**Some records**
• • • • •
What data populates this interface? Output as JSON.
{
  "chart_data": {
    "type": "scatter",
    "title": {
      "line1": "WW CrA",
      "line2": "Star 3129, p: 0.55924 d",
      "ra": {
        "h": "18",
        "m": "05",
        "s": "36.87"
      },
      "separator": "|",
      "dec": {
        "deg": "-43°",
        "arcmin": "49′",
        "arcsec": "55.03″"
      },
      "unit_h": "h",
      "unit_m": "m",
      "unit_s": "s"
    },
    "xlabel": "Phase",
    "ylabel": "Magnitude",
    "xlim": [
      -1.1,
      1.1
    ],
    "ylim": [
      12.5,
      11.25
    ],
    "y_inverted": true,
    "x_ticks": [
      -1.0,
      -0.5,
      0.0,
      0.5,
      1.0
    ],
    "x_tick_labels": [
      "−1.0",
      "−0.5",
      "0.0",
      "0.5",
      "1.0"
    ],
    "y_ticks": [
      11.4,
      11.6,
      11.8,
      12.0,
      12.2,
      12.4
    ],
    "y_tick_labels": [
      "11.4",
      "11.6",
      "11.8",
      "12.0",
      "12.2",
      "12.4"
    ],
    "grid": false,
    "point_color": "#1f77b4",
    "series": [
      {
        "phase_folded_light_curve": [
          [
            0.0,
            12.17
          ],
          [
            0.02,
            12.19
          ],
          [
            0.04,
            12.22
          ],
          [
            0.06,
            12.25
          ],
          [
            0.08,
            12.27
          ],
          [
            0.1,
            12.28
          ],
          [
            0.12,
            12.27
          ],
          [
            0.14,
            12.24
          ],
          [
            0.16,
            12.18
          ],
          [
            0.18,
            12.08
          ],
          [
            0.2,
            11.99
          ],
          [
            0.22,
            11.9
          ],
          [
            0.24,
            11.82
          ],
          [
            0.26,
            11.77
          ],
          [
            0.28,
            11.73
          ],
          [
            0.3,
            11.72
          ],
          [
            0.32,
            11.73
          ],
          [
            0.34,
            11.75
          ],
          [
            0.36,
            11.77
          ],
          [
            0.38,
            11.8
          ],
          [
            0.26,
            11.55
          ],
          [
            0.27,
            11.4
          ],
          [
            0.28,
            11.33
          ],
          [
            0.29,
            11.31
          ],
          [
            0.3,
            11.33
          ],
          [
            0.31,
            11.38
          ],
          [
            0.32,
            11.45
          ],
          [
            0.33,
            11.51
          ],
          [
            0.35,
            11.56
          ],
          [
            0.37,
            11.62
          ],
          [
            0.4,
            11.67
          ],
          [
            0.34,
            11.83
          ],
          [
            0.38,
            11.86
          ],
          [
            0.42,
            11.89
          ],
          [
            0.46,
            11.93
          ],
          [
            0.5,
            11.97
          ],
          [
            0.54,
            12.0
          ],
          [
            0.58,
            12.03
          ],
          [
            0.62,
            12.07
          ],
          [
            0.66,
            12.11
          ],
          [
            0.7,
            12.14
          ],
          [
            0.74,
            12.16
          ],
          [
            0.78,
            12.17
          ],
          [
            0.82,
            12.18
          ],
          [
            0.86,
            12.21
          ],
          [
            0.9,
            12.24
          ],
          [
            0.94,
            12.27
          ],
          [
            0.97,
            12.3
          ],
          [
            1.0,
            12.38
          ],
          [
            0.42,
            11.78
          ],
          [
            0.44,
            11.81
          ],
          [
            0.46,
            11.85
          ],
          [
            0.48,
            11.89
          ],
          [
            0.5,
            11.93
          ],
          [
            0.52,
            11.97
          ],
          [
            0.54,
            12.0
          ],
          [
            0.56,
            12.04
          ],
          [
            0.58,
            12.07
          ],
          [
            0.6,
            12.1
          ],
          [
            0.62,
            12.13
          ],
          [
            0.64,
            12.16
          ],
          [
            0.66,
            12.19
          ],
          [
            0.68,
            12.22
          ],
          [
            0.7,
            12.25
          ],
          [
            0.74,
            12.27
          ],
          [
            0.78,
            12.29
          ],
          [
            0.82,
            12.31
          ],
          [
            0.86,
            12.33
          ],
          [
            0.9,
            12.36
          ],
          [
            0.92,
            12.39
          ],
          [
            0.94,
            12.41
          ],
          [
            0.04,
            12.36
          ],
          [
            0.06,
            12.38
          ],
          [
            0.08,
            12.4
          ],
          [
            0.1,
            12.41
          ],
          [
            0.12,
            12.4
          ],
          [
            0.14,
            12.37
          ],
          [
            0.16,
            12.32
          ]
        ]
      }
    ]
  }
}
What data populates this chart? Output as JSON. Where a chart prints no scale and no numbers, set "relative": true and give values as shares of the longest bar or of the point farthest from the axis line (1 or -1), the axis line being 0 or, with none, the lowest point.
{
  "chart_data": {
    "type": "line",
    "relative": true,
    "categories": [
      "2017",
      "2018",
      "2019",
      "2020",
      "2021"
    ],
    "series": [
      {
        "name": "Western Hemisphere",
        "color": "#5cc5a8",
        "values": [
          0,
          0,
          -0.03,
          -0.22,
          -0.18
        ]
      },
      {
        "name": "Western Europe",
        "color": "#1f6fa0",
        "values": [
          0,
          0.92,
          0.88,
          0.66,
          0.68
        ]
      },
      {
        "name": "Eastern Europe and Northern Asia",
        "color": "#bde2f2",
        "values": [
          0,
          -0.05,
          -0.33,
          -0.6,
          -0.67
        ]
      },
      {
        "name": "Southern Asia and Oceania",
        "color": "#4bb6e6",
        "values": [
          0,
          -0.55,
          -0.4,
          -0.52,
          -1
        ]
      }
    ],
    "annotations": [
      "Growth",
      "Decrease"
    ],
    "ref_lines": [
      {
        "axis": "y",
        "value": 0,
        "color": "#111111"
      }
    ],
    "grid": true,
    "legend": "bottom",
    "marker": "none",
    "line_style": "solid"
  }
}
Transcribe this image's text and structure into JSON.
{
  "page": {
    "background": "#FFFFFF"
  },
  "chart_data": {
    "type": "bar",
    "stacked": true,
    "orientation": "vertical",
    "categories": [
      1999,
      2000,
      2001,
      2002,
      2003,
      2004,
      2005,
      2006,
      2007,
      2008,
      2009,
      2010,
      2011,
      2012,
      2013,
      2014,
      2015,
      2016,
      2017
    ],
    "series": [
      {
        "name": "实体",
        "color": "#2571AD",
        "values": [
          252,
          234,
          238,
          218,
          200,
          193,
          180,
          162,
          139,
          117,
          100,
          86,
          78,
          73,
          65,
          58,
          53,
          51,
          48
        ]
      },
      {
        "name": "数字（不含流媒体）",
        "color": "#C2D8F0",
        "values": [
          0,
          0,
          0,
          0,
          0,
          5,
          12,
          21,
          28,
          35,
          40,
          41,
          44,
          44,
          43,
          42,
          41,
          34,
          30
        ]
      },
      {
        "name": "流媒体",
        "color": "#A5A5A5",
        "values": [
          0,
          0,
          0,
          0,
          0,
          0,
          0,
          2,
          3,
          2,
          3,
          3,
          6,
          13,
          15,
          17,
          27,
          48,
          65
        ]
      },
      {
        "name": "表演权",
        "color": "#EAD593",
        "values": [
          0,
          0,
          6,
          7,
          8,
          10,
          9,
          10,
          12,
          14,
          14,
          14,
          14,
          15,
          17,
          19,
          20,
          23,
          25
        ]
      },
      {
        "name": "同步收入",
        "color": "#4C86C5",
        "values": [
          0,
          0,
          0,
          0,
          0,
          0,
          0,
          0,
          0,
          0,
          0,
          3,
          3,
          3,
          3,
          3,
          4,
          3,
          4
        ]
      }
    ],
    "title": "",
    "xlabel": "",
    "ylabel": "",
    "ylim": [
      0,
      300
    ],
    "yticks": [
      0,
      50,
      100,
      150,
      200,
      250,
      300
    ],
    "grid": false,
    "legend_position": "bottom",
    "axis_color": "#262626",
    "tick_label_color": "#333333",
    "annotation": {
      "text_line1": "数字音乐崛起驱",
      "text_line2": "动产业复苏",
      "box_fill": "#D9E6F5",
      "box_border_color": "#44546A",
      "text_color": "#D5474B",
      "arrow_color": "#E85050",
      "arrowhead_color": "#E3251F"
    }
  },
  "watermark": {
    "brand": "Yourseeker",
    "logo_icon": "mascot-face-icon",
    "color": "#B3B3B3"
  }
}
• • • • •
**What you will do**
Lines that include the word "populates" are to be extracted from the data above.

**Answer to the task**
What data populates this interface? Output as JSON.
What data populates this chart? Output as JSON. Where a chart prints no scale and no numbers, set "relative": true and give values as shares of the longest bar or of the point farthest from the axis line (1 or -1), the axis line being 0 or, with none, the lowest point.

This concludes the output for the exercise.